§ EXERCISE
Which lines hold the word "Shirt"? Copy each of them.

Source records:
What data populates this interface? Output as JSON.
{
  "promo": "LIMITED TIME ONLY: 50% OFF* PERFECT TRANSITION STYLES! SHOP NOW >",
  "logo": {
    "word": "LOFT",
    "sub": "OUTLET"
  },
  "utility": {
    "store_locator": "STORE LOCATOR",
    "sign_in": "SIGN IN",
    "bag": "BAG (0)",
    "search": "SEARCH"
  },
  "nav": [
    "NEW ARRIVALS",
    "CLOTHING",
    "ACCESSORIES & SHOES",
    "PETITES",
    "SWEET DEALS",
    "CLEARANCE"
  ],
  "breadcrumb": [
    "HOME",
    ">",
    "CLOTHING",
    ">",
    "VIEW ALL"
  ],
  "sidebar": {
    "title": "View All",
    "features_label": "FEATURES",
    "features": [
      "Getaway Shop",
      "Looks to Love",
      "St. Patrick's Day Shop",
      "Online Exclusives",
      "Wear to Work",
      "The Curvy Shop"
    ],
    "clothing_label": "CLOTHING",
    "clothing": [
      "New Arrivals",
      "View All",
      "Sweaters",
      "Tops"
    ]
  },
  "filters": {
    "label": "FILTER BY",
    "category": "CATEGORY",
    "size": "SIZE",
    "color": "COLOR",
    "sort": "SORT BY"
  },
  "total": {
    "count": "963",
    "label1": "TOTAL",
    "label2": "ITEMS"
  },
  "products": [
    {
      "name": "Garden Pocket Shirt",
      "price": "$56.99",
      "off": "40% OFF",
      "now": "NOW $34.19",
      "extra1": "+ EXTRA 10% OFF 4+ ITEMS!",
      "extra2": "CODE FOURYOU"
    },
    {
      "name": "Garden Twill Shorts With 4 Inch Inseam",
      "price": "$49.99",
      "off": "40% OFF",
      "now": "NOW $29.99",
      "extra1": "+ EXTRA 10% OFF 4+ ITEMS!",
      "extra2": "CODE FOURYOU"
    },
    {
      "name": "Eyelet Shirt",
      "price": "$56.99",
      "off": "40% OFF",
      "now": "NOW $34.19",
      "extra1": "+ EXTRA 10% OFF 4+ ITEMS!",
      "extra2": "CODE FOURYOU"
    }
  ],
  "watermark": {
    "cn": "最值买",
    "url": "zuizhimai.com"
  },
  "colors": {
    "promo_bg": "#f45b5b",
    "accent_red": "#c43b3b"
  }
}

§ THE ANSWER
      "name": "Garden Pocket Shirt",
      "name": "Eyelet Shirt",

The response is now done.